Given records:
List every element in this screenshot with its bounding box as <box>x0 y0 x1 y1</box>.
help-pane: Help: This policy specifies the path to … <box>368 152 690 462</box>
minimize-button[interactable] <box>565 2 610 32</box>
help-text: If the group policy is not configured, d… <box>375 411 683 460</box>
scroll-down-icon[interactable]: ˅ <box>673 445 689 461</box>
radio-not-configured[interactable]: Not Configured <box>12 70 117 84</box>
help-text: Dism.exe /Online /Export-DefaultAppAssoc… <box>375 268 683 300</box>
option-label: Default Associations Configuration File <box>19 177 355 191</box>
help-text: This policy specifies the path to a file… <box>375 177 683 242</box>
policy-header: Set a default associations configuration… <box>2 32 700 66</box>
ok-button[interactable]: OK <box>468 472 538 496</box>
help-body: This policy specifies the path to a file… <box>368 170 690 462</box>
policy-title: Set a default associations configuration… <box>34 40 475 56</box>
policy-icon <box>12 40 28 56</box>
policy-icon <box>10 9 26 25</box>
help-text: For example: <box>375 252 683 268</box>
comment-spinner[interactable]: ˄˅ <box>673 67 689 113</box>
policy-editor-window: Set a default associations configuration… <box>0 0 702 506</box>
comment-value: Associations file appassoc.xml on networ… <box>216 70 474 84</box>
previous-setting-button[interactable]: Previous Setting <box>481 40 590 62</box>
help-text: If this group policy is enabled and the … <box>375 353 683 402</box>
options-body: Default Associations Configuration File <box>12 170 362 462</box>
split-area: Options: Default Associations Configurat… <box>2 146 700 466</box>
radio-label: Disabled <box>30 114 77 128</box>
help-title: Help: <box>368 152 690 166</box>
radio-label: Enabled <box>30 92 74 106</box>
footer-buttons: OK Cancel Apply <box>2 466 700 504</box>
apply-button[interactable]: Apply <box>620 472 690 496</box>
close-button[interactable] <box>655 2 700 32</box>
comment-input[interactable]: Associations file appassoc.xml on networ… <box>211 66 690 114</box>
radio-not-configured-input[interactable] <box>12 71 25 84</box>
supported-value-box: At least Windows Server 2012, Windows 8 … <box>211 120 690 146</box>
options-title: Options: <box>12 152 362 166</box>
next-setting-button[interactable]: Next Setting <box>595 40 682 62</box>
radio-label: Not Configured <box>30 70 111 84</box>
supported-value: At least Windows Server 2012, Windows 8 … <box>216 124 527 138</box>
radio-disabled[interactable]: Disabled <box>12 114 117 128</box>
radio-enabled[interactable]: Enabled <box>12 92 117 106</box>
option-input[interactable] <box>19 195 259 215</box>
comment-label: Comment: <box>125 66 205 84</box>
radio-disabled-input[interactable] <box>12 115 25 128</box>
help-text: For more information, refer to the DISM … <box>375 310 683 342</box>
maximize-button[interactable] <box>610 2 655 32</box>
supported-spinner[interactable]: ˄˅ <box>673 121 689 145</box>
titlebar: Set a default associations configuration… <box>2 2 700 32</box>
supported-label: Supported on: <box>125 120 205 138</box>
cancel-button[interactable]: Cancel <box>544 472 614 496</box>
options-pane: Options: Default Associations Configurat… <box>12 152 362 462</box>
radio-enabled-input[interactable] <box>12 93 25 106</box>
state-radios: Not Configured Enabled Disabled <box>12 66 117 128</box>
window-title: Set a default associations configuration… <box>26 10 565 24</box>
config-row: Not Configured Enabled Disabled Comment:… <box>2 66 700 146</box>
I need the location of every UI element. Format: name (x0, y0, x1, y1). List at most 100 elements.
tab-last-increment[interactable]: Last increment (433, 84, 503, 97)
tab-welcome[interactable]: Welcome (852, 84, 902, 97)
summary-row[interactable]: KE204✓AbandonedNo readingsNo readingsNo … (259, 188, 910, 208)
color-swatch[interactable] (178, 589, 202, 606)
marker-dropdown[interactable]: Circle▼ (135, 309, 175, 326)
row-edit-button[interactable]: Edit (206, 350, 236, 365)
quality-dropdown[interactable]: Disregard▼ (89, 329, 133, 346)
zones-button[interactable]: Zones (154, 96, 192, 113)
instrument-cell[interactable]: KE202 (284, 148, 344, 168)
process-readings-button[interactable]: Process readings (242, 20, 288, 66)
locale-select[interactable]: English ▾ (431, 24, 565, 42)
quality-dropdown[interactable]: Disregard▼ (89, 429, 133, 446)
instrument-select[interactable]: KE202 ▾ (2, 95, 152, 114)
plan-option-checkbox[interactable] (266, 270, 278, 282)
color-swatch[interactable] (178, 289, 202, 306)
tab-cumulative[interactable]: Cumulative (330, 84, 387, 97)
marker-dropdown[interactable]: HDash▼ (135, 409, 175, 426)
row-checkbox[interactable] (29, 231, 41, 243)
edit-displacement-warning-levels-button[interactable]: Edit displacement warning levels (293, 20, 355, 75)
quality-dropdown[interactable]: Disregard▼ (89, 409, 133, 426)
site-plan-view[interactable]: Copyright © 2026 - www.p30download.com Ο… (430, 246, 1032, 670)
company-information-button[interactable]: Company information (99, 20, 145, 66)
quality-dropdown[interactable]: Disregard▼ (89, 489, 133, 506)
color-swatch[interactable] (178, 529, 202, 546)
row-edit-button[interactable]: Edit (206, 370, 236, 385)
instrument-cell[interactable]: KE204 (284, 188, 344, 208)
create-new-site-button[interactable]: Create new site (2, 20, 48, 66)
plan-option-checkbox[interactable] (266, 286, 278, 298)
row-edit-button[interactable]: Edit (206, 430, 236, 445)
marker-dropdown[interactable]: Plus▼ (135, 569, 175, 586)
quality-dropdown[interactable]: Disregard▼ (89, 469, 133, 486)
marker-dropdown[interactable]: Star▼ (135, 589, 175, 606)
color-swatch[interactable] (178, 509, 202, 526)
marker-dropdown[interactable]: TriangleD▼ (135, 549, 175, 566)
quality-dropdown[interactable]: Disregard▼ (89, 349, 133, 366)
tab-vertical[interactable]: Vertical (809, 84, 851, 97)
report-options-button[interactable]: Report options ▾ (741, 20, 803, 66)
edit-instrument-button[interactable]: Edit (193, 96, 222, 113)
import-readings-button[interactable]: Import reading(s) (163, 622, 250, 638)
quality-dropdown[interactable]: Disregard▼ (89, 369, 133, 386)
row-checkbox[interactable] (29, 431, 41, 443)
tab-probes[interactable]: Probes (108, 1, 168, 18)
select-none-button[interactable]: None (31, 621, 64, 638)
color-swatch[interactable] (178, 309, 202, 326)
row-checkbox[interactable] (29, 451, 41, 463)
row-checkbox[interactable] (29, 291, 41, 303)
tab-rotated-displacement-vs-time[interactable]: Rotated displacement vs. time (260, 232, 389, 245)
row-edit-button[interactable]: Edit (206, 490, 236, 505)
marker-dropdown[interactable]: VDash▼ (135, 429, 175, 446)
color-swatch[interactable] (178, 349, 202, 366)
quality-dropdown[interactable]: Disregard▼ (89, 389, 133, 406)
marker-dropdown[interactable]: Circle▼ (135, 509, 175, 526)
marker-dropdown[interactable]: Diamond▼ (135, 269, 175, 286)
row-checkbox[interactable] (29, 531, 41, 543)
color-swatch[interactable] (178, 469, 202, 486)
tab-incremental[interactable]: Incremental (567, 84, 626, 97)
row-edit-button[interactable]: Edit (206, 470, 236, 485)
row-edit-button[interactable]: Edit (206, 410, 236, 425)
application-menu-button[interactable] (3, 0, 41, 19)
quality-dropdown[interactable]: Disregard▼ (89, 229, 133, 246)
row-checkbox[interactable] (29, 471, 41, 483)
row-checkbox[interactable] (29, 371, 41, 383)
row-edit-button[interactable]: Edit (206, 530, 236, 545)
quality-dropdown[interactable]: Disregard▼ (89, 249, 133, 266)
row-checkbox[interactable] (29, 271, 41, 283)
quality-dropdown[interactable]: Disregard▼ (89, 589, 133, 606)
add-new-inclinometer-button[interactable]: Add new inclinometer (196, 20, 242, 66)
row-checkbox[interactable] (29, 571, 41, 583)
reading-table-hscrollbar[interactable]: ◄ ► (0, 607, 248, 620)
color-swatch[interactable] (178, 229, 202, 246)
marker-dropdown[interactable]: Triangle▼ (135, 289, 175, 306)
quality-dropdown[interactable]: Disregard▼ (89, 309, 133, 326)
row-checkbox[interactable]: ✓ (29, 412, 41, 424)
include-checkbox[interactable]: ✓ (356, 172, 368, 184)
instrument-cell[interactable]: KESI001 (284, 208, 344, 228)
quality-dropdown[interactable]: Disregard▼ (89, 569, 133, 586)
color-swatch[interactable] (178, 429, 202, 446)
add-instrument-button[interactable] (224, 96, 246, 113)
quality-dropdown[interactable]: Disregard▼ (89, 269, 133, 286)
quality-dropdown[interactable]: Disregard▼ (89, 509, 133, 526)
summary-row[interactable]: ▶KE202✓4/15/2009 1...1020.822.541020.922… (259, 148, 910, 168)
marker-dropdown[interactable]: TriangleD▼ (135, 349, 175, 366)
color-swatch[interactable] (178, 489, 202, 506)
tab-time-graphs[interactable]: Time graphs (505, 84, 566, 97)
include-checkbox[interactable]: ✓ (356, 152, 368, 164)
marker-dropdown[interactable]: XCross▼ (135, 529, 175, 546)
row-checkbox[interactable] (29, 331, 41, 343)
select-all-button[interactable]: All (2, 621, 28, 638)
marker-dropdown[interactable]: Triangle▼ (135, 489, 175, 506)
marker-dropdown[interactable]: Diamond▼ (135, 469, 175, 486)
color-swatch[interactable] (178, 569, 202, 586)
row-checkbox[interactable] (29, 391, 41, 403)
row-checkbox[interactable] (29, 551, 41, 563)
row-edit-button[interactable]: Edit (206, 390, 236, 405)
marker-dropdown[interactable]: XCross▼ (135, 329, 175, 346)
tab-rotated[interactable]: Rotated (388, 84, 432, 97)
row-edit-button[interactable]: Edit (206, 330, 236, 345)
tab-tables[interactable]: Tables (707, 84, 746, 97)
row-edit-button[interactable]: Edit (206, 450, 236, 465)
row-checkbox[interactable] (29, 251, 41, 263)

Given request:
Can you copy the material above word for word, starting from its first line and ending with the line that contains "policy-header: Set a", with both of those lines included?

Exercise result:
List every element in this screenshot with its bounding box as <box>x0 y0 x1 y1</box>.
help-pane: Help: This policy specifies the path to … <box>368 152 690 462</box>
minimize-button[interactable] <box>565 2 610 32</box>
help-text: If the group policy is not configured, d… <box>375 411 683 460</box>
scroll-down-icon[interactable]: ˅ <box>673 445 689 461</box>
radio-not-configured[interactable]: Not Configured <box>12 70 117 84</box>
help-text: Dism.exe /Online /Export-DefaultAppAssoc… <box>375 268 683 300</box>
option-label: Default Associations Configuration File <box>19 177 355 191</box>
help-text: This policy specifies the path to a file… <box>375 177 683 242</box>
policy-header: Set a default associations configuration… <box>2 32 700 66</box>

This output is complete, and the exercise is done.